Chart and figure data
------------------------------
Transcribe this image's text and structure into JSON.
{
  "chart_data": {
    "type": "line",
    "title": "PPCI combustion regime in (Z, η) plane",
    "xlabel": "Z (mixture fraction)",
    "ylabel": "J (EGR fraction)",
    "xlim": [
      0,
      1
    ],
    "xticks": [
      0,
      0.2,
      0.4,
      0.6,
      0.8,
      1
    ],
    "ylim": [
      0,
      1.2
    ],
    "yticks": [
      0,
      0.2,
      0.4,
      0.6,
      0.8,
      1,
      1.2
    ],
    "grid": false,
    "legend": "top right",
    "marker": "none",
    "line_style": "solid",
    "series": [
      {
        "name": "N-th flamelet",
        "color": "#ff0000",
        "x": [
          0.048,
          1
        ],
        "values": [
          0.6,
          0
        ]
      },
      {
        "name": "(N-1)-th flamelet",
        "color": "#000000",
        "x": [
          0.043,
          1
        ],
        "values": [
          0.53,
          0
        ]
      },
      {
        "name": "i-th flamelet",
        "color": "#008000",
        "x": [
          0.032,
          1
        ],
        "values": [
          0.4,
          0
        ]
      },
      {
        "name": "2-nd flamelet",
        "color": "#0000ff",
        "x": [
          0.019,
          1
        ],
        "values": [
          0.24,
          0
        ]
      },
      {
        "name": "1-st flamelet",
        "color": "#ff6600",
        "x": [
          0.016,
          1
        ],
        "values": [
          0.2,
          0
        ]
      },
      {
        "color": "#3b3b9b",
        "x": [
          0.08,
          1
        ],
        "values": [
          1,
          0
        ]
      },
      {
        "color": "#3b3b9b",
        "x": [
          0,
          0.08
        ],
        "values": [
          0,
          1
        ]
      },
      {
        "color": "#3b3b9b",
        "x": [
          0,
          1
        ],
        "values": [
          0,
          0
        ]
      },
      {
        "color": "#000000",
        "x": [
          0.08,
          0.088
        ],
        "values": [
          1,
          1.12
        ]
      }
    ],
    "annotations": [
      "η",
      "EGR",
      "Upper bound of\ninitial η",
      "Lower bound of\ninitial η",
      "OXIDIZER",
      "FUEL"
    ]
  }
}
------------------------------
Pick each line holding the word "fraction" out of the listing.

= Completed exercise =
    "xlabel": "Z (mixture fraction)",
    "ylabel": "J (EGR fraction)",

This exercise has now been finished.